— Set exercise —
Gather, from the listing beneath this task, every line holding the string "rise".

[Begin]

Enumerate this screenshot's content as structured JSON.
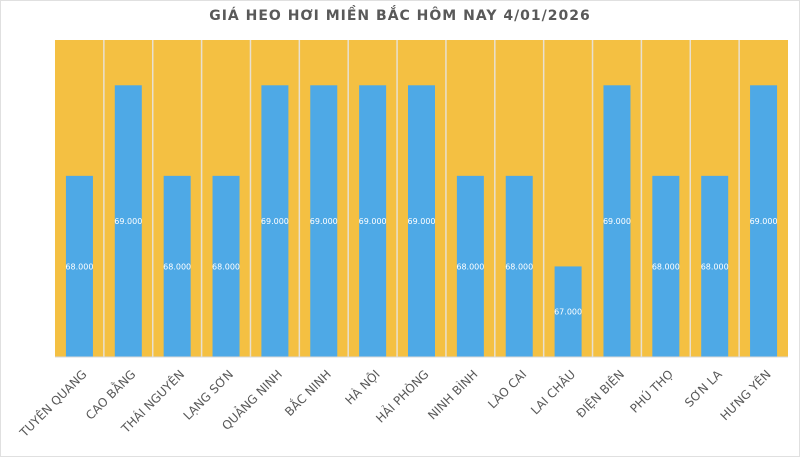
{
  "chart_data": {
    "type": "bar",
    "title": "GIÁ HEO HƠI MIỀN BẮC HÔM NAY 4/01/2026",
    "categories": [
      "TUYÊN QUANG",
      "CAO BẰNG",
      "THÁI NGUYÊN",
      "LẠNG SƠN",
      "QUẢNG NINH",
      "BẮC NINH",
      "HÀ NỘI",
      "HẢI PHÒNG",
      "NINH BÌNH",
      "LÀO CAI",
      "LAI CHÂU",
      "ĐIỆN BIÊN",
      "PHÚ THỌ",
      "SƠN LA",
      "HƯNG YÊN"
    ],
    "values": [
      68000,
      69000,
      68000,
      68000,
      69000,
      69000,
      69000,
      69000,
      68000,
      68000,
      67000,
      69000,
      68000,
      68000,
      69000
    ],
    "data_labels": [
      "68.000",
      "69.000",
      "68.000",
      "68.000",
      "69.000",
      "69.000",
      "69.000",
      "69.000",
      "68.000",
      "68.000",
      "67.000",
      "69.000",
      "68.000",
      "68.000",
      "69.000"
    ],
    "ylim": [
      66000,
      69500
    ],
    "xlabel": "",
    "ylabel": "",
    "grid": false,
    "colors": {
      "bar": "#4EA9E6",
      "background_band": "#F4C042",
      "separator": "#E8E0D0",
      "label": "#595959"
    }
  }
}
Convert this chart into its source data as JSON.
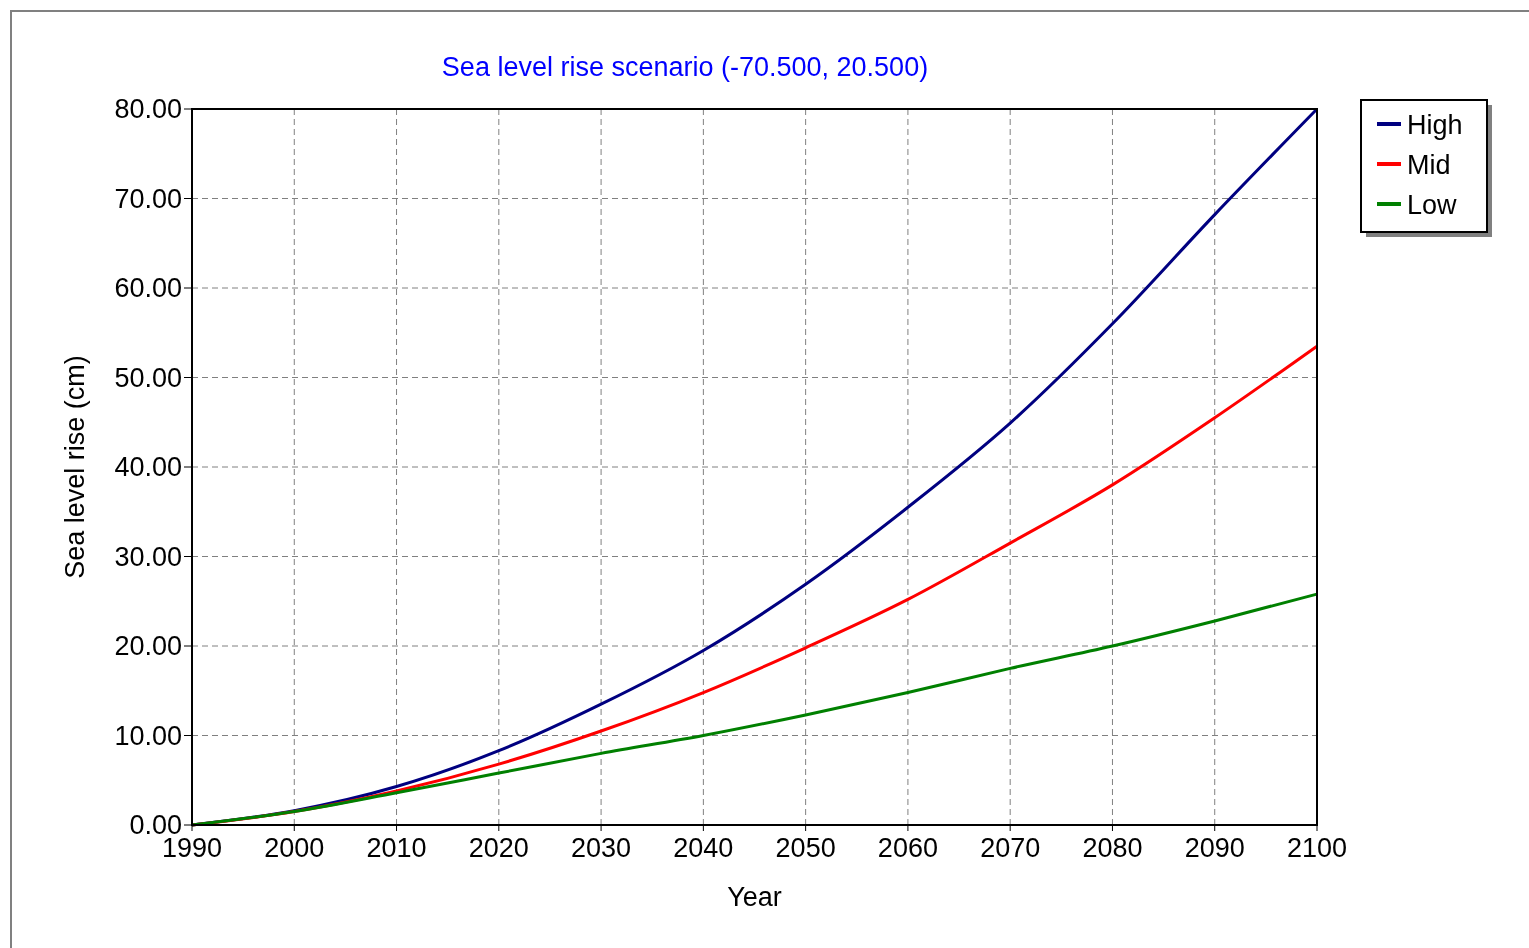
{
  "chart_data": {
    "type": "line",
    "title": "Sea level rise scenario (-70.500, 20.500)",
    "xlabel": "Year",
    "ylabel": "Sea level rise (cm)",
    "x": [
      1990,
      2000,
      2010,
      2020,
      2030,
      2040,
      2050,
      2060,
      2070,
      2080,
      2090,
      2100
    ],
    "series": [
      {
        "name": "High",
        "color": "#000080",
        "values": [
          0,
          1.6,
          4.3,
          8.3,
          13.5,
          19.5,
          26.9,
          35.5,
          44.9,
          56,
          68.2,
          80
        ]
      },
      {
        "name": "Mid",
        "color": "#ff0000",
        "values": [
          0,
          1.5,
          3.8,
          6.8,
          10.5,
          14.8,
          19.8,
          25.2,
          31.5,
          38,
          45.5,
          53.5
        ]
      },
      {
        "name": "Low",
        "color": "#008000",
        "values": [
          0,
          1.5,
          3.6,
          5.8,
          8,
          10,
          12.3,
          14.8,
          17.5,
          20,
          22.8,
          25.8
        ]
      }
    ],
    "xlim": [
      1990,
      2100
    ],
    "xticks": [
      1990,
      2000,
      2010,
      2020,
      2030,
      2040,
      2050,
      2060,
      2070,
      2080,
      2090,
      2100
    ],
    "ylim": [
      0,
      80
    ],
    "yticks": [
      {
        "value": 0,
        "label": "0.00"
      },
      {
        "value": 10,
        "label": "10.00"
      },
      {
        "value": 20,
        "label": "20.00"
      },
      {
        "value": 30,
        "label": "30.00"
      },
      {
        "value": 40,
        "label": "40.00"
      },
      {
        "value": 50,
        "label": "50.00"
      },
      {
        "value": 60,
        "label": "60.00"
      },
      {
        "value": 70,
        "label": "70.00"
      },
      {
        "value": 80,
        "label": "80.00"
      }
    ],
    "grid": true,
    "legend": "top right",
    "line_style": "solid"
  }
}
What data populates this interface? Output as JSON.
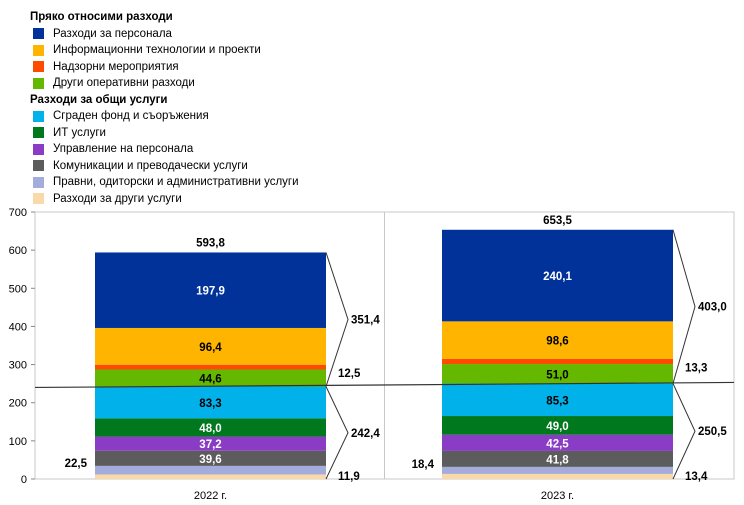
{
  "legend": {
    "group1_title": "Пряко относими разходи",
    "group2_title": "Разходи за общи услуги"
  },
  "chart_data": {
    "type": "bar",
    "stacked": true,
    "categories": [
      "2022 г.",
      "2023 г."
    ],
    "ylim": [
      0,
      700
    ],
    "yticks": [
      0,
      100,
      200,
      300,
      400,
      500,
      600,
      700
    ],
    "grid": true,
    "legend_position": "top-left",
    "series": [
      {
        "name": "Разходи за други услуги",
        "group": "Разходи за общи услуги",
        "color": "#FAD9A8",
        "values": [
          11.9,
          13.4
        ],
        "value_labels": [
          "",
          ""
        ]
      },
      {
        "name": "Правни, одиторски и административни услуги",
        "group": "Разходи за общи услуги",
        "color": "#A3ACDA",
        "values": [
          22.5,
          18.4
        ],
        "value_labels": [
          "22,5",
          "18,4"
        ]
      },
      {
        "name": "Комуникации и преводачески услуги",
        "group": "Разходи за общи услуги",
        "color": "#5C5C5C",
        "values": [
          39.6,
          41.8
        ],
        "value_labels": [
          "39,6",
          "41,8"
        ]
      },
      {
        "name": "Управление на персонала",
        "group": "Разходи за общи услуги",
        "color": "#8A3CC4",
        "values": [
          37.2,
          42.5
        ],
        "value_labels": [
          "37,2",
          "42,5"
        ]
      },
      {
        "name": "ИТ услуги",
        "group": "Разходи за общи услуги",
        "color": "#00791E",
        "values": [
          48.0,
          49.0
        ],
        "value_labels": [
          "48,0",
          "49,0"
        ]
      },
      {
        "name": "Сграден фонд и съоръжения",
        "group": "Разходи за общи услуги",
        "color": "#00B1EA",
        "values": [
          83.3,
          85.3
        ],
        "value_labels": [
          "83,3",
          "85,3"
        ]
      },
      {
        "name": "Други оперативни разходи",
        "group": "Пряко относими разходи",
        "color": "#65B800",
        "values": [
          44.6,
          51.0
        ],
        "value_labels": [
          "44,6",
          "51,0"
        ]
      },
      {
        "name": "Надзорни мероприятия",
        "group": "Пряко относими разходи",
        "color": "#FF4B00",
        "values": [
          12.5,
          13.3
        ],
        "value_labels": [
          "",
          ""
        ]
      },
      {
        "name": "Информационни технологии и проекти",
        "group": "Пряко относими разходи",
        "color": "#FFB400",
        "values": [
          96.4,
          98.6
        ],
        "value_labels": [
          "96,4",
          "98,6"
        ]
      },
      {
        "name": "Разходи за персонала",
        "group": "Пряко относими разходи",
        "color": "#003299",
        "values": [
          197.9,
          240.1
        ],
        "value_labels": [
          "197,9",
          "240,1"
        ]
      }
    ],
    "totals": [
      "593,8",
      "653,5"
    ],
    "side_annotations": [
      {
        "label": "351,4",
        "bracket": [
          "Разходи за персонала",
          "Информационни технологии и проекти",
          "Надзорни мероприятия",
          "Други оперативни разходи"
        ]
      },
      {
        "label": "12,5"
      },
      {
        "label": "242,4",
        "bracket": [
          "Сграден фонд и съоръжения",
          "ИТ услуги",
          "Управление на персонала",
          "Комуникации и преводачески услуги",
          "Правни, одиторски и административни услуги",
          "Разходи за други услуги"
        ]
      },
      {
        "label": "11,9"
      }
    ],
    "side_annotations_2023": [
      {
        "label": "403,0"
      },
      {
        "label": "13,3"
      },
      {
        "label": "250,5"
      },
      {
        "label": "13,4"
      }
    ],
    "divider_value": 240
  }
}
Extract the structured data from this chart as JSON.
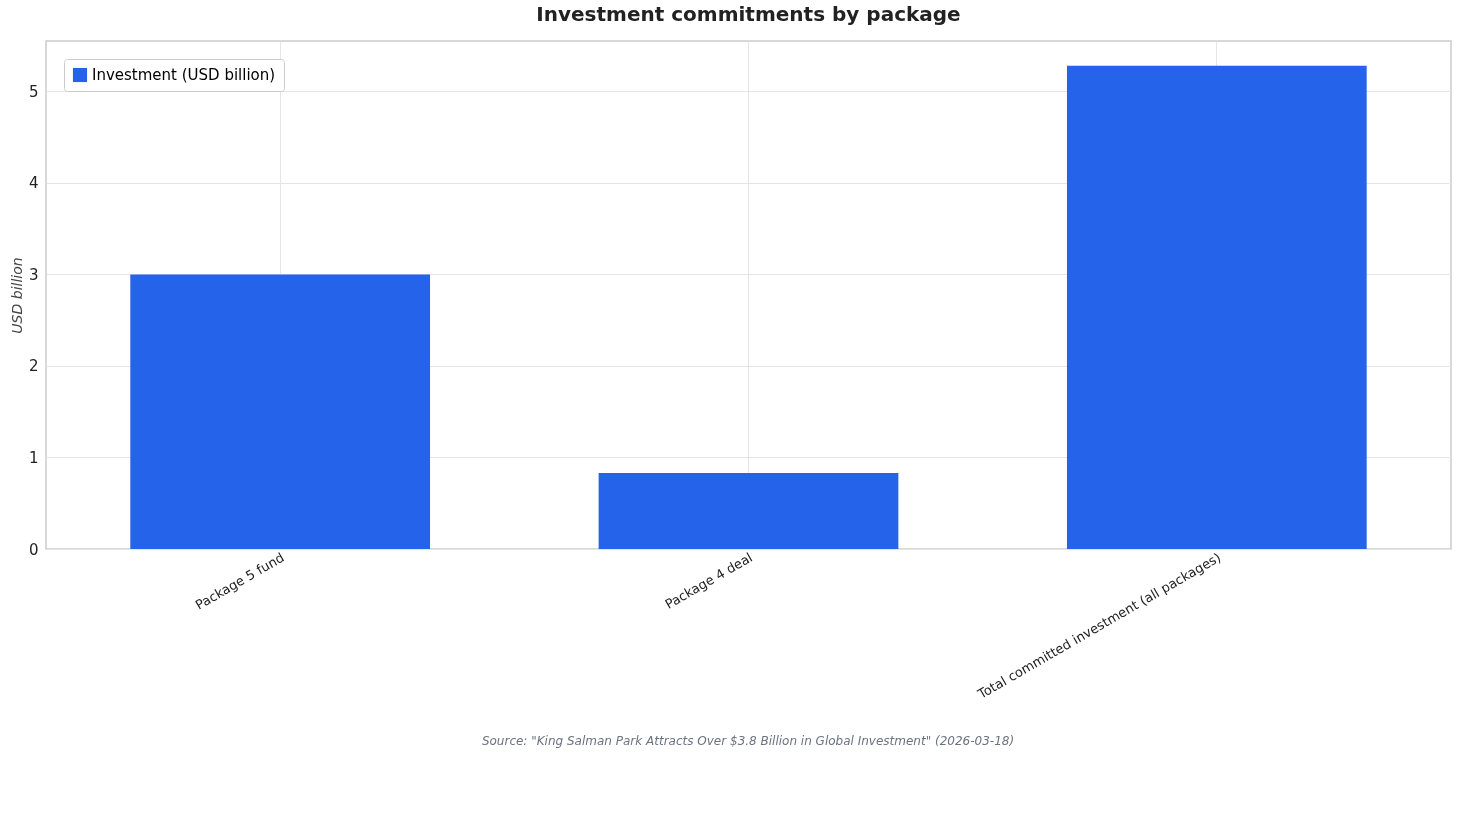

[End]

— Full response —
    "title": "Sea level rise scenario (-70.500, 20.500)",
    "ylabel": "Sea level rise (cm)",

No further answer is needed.